--- start of Given records ---

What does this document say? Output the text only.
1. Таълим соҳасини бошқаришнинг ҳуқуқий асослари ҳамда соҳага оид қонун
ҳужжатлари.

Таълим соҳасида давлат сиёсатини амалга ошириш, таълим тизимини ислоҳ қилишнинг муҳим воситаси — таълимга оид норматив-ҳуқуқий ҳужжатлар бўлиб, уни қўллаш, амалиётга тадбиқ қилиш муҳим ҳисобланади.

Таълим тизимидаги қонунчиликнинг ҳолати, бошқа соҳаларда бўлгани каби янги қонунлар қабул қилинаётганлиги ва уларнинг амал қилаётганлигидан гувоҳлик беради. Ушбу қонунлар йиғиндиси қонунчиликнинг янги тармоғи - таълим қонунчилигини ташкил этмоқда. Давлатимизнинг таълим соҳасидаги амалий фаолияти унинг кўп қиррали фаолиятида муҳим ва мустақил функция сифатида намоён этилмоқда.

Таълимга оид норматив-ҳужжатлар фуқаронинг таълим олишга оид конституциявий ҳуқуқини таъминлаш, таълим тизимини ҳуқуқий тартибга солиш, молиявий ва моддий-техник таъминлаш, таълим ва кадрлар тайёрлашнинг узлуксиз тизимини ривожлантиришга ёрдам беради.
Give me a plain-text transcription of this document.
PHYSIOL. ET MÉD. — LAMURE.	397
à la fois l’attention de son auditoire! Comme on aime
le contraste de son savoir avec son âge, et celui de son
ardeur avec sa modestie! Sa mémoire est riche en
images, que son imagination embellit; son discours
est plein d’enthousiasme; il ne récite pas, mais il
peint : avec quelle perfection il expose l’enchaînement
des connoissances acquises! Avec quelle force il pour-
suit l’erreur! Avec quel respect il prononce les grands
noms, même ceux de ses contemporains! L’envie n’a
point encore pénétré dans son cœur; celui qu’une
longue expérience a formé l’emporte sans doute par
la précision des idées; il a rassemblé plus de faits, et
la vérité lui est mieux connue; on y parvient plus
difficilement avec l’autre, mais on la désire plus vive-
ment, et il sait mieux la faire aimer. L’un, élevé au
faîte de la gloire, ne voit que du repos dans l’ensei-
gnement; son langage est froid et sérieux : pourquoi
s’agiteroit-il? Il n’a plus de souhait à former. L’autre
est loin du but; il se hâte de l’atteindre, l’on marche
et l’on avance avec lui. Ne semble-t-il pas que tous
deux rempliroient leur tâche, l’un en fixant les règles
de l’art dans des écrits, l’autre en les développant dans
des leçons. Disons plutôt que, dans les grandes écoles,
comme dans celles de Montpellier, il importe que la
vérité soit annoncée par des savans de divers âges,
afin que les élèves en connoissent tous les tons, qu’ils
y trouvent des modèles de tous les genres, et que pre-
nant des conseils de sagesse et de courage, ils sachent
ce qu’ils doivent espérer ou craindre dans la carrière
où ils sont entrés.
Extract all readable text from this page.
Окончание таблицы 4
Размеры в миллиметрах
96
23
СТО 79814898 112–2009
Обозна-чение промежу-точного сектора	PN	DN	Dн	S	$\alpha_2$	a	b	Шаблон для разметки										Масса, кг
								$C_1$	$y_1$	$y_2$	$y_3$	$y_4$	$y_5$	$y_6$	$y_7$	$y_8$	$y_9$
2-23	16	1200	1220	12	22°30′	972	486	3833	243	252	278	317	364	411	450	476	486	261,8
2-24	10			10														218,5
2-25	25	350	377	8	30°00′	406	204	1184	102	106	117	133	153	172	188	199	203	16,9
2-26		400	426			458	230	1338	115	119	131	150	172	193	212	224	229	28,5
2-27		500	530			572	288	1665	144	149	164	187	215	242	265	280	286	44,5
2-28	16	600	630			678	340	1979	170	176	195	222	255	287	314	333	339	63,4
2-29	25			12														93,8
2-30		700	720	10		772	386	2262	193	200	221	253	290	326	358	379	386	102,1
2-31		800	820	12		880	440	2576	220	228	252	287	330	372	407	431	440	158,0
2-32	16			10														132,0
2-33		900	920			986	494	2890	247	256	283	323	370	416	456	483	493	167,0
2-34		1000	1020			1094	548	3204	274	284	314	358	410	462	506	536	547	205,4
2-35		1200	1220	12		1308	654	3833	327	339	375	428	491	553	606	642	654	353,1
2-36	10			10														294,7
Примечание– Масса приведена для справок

--- end of Given records ---

- **Exercise instructions**:
Extract the full listing above without altering anything.

- **Correct response**:
What does this document say? Output the text only.
1. Таълим соҳасини бошқаришнинг ҳуқуқий асослари ҳамда соҳага оид қонун
ҳужжатлари.

Таълим соҳасида давлат сиёсатини амалга ошириш, таълим тизимини ислоҳ қилишнинг муҳим воситаси — таълимга оид норматив-ҳуқуқий ҳужжатлар бўлиб, уни қўллаш, амалиётга тадбиқ қилиш муҳим ҳисобланади.

Таълим тизимидаги қонунчиликнинг ҳолати, бошқа соҳаларда бўлгани каби янги қонунлар қабул қилинаётганлиги ва уларнинг амал қилаётганлигидан гувоҳлик беради. Ушбу қонунлар йиғиндиси қонунчиликнинг янги тармоғи - таълим қонунчилигини ташкил этмоқда. Давлатимизнинг таълим соҳасидаги амалий фаолияти унинг кўп қиррали фаолиятида муҳим ва мустақил функция сифатида намоён этилмоқда.

Таълимга оид норматив-ҳужжатлар фуқаронинг таълим олишга оид конституциявий ҳуқуқини таъминлаш, таълим тизимини ҳуқуқий тартибга солиш, молиявий ва моддий-техник таъминлаш, таълим ва кадрлар тайёрлашнинг узлуксиз тизимини ривожлантиришга ёрдам беради.
Give me a plain-text transcription of this document.
PHYSIOL. ET MÉD. — LAMURE.	397
à la fois l’attention de son auditoire! Comme on aime
le contraste de son savoir avec son âge, et celui de son
ardeur avec sa modestie! Sa mémoire est riche en
images, que son imagination embellit; son discours
est plein d’enthousiasme; il ne récite pas, mais il
peint : avec quelle perfection il expose l’enchaînement
des connoissances acquises! Avec quelle force il pour-
suit l’erreur! Avec quel respect il prononce les grands
noms, même ceux de ses contemporains! L’envie n’a
point encore pénétré dans son cœur; celui qu’une
longue expérience a formé l’emporte sans doute par
la précision des idées; il a rassemblé plus de faits, et
la vérité lui est mieux connue; on y parvient plus
difficilement avec l’autre, mais on la désire plus vive-
ment, et il sait mieux la faire aimer. L’un, élevé au
faîte de la gloire, ne voit que du repos dans l’ensei-
gnement; son langage est froid et sérieux : pourquoi
s’agiteroit-il? Il n’a plus de souhait à former. L’autre
est loin du but; il se hâte de l’atteindre, l’on marche
et l’on avance avec lui. Ne semble-t-il pas que tous
deux rempliroient leur tâche, l’un en fixant les règles
de l’art dans des écrits, l’autre en les développant dans
des leçons. Disons plutôt que, dans les grandes écoles,
comme dans celles de Montpellier, il importe que la
vérité soit annoncée par des savans de divers âges,
afin que les élèves en connoissent tous les tons, qu’ils
y trouvent des modèles de tous les genres, et que pre-
nant des conseils de sagesse et de courage, ils sachent
ce qu’ils doivent espérer ou craindre dans la carrière
où ils sont entrés.
Extract all readable text from this page.
Окончание таблицы 4
Размеры в миллиметрах
96
23
СТО 79814898 112–2009
Обозна-чение промежу-точного сектора	PN	DN	Dн	S	$\alpha_2$	a	b	Шаблон для разметки										Масса, кг
								$C_1$	$y_1$	$y_2$	$y_3$	$y_4$	$y_5$	$y_6$	$y_7$	$y_8$	$y_9$
2-23	16	1200	1220	12	22°30′	972	486	3833	243	252	278	317	364	411	450	476	486	261,8
2-24	10			10														218,5
2-25	25	350	377	8	30°00′	406	204	1184	102	106	117	133	153	172	188	199	203	16,9
2-26		400	426			458	230	1338	115	119	131	150	172	193	212	224	229	28,5
2-27		500	530			572	288	1665	144	149	164	187	215	242	265	280	286	44,5
2-28	16	600	630			678	340	1979	170	176	195	222	255	287	314	333	339	63,4
2-29	25			12														93,8
2-30		700	720	10		772	386	2262	193	200	221	253	290	326	358	379	386	102,1
2-31		800	820	12		880	440	2576	220	228	252	287	330	372	407	431	440	158,0
2-32	16			10														132,0
2-33		900	920			986	494	2890	247	256	283	323	370	416	456	483	493	167,0
2-34		1000	1020			1094	548	3204	274	284	314	358	410	462	506	536	547	205,4
2-35		1200	1220	12		1308	654	3833	327	339	375	428	491	553	606	642	654	353,1
2-36	10			10														294,7
Примечание– Масса приведена для справок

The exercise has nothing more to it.